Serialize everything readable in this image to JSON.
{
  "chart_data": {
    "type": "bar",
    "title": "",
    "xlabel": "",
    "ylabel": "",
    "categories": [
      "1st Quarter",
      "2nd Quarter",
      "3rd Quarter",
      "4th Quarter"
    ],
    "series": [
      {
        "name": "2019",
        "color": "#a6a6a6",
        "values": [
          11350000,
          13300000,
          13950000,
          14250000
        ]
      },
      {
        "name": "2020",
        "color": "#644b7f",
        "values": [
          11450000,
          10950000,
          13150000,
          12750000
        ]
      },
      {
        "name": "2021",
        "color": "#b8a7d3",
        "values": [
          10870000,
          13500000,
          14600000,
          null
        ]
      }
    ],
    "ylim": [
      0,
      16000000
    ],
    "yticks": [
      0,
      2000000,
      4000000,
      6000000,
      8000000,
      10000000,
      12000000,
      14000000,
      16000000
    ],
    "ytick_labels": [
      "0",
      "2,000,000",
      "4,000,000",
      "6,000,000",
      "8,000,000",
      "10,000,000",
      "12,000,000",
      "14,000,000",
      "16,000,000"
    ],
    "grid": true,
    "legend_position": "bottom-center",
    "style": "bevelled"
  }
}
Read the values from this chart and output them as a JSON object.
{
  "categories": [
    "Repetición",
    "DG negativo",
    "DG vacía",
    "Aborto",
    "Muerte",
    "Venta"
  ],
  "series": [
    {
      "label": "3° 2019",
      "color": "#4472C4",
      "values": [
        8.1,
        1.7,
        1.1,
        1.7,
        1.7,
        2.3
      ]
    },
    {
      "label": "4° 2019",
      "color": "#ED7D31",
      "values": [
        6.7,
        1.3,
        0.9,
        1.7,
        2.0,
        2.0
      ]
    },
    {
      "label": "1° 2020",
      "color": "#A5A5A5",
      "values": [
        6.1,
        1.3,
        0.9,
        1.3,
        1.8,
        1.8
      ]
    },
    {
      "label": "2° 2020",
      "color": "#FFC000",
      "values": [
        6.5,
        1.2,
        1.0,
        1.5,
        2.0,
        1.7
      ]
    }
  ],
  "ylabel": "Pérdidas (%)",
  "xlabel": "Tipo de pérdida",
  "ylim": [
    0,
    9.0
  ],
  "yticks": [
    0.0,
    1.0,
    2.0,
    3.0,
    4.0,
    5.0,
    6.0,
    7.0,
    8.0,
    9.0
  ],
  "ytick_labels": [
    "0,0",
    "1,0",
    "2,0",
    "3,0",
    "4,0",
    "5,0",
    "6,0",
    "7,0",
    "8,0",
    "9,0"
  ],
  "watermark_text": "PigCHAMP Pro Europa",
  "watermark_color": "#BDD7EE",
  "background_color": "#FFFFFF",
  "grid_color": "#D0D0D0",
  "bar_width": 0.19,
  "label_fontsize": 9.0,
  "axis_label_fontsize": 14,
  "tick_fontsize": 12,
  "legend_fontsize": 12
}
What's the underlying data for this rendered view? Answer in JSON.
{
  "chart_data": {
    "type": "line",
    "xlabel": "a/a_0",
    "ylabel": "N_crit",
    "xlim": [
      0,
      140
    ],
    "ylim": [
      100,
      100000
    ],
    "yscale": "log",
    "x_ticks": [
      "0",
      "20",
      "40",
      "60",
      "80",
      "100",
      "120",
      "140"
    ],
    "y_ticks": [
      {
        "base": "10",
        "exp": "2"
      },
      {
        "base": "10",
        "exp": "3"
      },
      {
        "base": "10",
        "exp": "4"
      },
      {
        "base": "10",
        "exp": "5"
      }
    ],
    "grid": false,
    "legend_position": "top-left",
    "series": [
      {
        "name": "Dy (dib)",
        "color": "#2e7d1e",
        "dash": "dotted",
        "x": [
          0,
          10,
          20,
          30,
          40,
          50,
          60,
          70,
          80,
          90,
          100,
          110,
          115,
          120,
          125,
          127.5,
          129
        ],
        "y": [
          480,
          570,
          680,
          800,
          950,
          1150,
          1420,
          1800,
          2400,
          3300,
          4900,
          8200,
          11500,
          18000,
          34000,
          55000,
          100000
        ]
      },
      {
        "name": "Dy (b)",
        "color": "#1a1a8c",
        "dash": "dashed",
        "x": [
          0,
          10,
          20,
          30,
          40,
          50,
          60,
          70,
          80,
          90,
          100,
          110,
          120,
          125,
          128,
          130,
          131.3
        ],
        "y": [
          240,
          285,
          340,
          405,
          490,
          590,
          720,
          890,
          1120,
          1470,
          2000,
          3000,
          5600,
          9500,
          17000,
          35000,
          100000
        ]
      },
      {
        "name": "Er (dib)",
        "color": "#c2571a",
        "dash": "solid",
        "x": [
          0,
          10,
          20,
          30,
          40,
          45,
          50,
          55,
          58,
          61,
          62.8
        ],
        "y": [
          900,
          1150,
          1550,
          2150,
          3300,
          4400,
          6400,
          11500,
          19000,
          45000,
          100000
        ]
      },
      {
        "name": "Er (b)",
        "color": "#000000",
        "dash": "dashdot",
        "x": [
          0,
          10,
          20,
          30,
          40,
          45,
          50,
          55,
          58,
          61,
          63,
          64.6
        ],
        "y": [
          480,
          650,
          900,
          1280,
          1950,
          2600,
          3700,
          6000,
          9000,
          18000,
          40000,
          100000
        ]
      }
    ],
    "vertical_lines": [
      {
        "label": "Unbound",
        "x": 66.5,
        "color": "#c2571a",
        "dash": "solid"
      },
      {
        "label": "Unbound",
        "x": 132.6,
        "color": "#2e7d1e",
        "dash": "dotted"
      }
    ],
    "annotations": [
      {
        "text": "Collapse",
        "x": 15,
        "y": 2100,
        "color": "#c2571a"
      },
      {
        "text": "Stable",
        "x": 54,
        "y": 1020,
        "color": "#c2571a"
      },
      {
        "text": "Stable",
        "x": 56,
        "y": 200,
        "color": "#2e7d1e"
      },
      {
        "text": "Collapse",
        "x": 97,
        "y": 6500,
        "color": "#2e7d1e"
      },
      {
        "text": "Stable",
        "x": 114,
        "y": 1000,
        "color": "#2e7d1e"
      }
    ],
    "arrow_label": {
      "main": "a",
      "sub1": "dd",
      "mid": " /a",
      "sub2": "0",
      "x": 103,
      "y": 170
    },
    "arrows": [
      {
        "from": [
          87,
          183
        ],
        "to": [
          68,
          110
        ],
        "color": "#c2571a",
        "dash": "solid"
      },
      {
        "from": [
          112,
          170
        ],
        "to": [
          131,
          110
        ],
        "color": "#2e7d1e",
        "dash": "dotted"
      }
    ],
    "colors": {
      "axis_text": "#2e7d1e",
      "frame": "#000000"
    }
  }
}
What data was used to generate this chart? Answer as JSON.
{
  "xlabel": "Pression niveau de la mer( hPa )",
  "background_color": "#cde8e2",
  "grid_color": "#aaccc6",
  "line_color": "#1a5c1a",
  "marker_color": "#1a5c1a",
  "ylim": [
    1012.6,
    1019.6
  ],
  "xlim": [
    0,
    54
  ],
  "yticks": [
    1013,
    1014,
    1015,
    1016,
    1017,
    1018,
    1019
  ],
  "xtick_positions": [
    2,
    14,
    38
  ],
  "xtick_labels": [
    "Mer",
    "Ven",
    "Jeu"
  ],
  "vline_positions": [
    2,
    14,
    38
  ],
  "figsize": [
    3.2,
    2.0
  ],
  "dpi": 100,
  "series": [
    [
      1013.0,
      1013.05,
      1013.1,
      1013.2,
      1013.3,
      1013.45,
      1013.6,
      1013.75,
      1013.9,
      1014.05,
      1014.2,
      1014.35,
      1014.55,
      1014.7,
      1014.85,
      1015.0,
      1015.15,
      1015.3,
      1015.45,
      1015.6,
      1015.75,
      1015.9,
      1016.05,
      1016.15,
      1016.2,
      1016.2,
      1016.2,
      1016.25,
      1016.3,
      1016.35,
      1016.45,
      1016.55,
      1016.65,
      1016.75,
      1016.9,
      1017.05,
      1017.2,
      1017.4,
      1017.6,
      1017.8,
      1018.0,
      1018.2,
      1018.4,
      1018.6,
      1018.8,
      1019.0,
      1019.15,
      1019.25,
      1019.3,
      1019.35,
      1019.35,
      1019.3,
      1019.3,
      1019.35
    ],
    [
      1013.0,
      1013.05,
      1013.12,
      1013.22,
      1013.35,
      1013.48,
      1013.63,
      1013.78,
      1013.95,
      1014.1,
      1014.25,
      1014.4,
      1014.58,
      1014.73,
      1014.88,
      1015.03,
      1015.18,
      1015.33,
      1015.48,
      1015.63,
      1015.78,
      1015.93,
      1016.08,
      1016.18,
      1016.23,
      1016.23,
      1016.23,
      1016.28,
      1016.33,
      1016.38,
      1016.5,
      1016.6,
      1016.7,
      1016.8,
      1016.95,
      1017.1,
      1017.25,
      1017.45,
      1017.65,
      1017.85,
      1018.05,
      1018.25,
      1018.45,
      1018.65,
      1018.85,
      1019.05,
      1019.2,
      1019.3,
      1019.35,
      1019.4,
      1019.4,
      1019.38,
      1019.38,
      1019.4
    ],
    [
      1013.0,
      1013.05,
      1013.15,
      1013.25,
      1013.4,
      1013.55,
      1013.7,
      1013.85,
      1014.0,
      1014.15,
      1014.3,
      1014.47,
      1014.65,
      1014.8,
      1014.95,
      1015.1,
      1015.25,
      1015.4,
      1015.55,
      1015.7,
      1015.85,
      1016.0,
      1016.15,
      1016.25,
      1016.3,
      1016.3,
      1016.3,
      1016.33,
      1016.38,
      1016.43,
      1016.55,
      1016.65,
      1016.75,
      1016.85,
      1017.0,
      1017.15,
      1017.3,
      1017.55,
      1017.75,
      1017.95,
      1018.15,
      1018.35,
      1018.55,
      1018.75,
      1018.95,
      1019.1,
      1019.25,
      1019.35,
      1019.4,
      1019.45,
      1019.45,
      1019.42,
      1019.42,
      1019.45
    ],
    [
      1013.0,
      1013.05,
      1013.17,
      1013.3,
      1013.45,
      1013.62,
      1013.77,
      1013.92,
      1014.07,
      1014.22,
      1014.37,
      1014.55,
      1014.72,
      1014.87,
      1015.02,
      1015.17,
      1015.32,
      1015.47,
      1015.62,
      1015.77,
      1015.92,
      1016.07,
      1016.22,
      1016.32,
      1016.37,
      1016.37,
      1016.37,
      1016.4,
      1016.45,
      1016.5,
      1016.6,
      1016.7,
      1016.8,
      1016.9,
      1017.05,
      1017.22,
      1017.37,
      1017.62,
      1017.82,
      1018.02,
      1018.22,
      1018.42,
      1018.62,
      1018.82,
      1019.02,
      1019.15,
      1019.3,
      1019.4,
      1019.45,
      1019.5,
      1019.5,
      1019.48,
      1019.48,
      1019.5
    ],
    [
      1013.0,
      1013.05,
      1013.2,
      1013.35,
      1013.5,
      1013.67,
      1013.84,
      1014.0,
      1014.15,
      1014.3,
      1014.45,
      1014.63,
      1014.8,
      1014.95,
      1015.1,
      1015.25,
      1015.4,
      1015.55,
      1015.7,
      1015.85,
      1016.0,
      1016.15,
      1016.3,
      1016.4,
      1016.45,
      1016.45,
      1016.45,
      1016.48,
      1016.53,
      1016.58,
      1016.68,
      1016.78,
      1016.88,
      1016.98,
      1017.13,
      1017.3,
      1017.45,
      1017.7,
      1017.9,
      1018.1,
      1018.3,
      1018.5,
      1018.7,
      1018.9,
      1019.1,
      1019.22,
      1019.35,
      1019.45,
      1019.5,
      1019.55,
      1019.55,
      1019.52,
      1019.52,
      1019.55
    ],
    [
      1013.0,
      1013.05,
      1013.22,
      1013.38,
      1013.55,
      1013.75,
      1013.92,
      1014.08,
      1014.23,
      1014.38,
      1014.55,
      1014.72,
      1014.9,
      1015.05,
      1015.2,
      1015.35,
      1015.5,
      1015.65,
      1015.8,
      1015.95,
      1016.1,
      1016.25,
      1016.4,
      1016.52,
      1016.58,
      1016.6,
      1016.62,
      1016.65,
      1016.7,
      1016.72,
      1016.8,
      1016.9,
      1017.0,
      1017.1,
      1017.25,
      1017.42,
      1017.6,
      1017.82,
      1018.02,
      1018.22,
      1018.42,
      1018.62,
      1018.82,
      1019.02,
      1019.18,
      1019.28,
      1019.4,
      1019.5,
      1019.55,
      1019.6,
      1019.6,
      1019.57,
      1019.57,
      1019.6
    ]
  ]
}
___
§ Given task
Extract from the data every line where "What" shows up.

§ Response for this exercise
What's the underlying data for this rendered view? Answer in JSON.
What data was used to generate this chart? Answer as JSON.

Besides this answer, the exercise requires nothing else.